■ **Stated problem**: Change every "knob-indicator" to "knob-marker" in the material, from its first line through the line that contains "fx-equalizer[interactable]: Equalizer <box>309", and reproduce those lines with nothing else altered.

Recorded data
::::
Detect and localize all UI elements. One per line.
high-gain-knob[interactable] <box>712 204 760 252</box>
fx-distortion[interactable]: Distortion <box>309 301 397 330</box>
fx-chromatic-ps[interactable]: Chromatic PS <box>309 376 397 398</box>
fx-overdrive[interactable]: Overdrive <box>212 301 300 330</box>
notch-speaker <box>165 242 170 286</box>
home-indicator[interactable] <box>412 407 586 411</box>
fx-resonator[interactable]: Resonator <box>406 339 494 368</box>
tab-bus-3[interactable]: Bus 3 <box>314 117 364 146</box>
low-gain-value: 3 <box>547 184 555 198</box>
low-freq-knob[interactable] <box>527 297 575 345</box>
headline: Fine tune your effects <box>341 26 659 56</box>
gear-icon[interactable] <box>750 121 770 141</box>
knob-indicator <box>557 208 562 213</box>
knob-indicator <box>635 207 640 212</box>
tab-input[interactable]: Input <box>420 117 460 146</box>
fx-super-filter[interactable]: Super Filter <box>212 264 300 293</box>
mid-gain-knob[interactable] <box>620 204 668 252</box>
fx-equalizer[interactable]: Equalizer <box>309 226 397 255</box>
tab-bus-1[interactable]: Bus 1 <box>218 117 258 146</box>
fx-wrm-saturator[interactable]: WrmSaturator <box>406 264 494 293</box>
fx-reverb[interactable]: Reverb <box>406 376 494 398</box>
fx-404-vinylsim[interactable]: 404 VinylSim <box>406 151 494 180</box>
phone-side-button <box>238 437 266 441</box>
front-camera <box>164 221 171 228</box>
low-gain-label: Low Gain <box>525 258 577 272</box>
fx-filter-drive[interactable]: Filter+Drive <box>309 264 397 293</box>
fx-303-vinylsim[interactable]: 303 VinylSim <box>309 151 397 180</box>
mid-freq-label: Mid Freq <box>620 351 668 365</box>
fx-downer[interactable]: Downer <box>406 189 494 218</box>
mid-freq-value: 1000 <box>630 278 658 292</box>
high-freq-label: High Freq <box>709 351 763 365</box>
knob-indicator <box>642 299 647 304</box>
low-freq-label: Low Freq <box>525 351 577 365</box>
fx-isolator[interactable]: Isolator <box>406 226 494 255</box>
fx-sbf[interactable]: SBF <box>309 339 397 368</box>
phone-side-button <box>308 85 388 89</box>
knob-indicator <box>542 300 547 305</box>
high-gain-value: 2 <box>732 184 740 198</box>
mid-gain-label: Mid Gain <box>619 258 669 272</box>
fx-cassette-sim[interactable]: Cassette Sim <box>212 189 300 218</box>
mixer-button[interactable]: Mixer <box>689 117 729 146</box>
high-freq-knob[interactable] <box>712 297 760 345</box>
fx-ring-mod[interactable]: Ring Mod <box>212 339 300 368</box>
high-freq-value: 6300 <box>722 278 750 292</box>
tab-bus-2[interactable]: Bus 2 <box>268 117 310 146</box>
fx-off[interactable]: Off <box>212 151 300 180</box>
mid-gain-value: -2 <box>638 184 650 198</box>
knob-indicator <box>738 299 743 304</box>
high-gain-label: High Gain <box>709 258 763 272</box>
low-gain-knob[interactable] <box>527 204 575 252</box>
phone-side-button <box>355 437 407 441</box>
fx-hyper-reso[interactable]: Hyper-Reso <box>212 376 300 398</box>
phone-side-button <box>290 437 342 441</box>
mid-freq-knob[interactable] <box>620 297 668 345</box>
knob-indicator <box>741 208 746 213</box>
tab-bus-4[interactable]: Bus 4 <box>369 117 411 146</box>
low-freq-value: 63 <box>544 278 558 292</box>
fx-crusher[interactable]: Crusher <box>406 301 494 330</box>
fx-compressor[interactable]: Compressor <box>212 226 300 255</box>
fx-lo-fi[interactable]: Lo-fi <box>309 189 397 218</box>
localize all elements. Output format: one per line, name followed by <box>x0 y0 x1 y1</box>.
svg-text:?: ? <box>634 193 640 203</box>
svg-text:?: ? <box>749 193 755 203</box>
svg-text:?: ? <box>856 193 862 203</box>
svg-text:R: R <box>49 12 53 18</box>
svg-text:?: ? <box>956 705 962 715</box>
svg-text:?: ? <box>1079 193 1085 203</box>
::::
■ **Written reply**:
Detect and localize all UI elements. One per line.
high-gain-knob[interactable] <box>712 204 760 252</box>
fx-distortion[interactable]: Distortion <box>309 301 397 330</box>
fx-chromatic-ps[interactable]: Chromatic PS <box>309 376 397 398</box>
fx-overdrive[interactable]: Overdrive <box>212 301 300 330</box>
notch-speaker <box>165 242 170 286</box>
home-indicator[interactable] <box>412 407 586 411</box>
fx-resonator[interactable]: Resonator <box>406 339 494 368</box>
tab-bus-3[interactable]: Bus 3 <box>314 117 364 146</box>
low-gain-value: 3 <box>547 184 555 198</box>
low-freq-knob[interactable] <box>527 297 575 345</box>
headline: Fine tune your effects <box>341 26 659 56</box>
gear-icon[interactable] <box>750 121 770 141</box>
knob-marker <box>557 208 562 213</box>
knob-marker <box>635 207 640 212</box>
tab-input[interactable]: Input <box>420 117 460 146</box>
fx-super-filter[interactable]: Super Filter <box>212 264 300 293</box>
mid-gain-knob[interactable] <box>620 204 668 252</box>
fx-equalizer[interactable]: Equalizer <box>309 226 397 255</box>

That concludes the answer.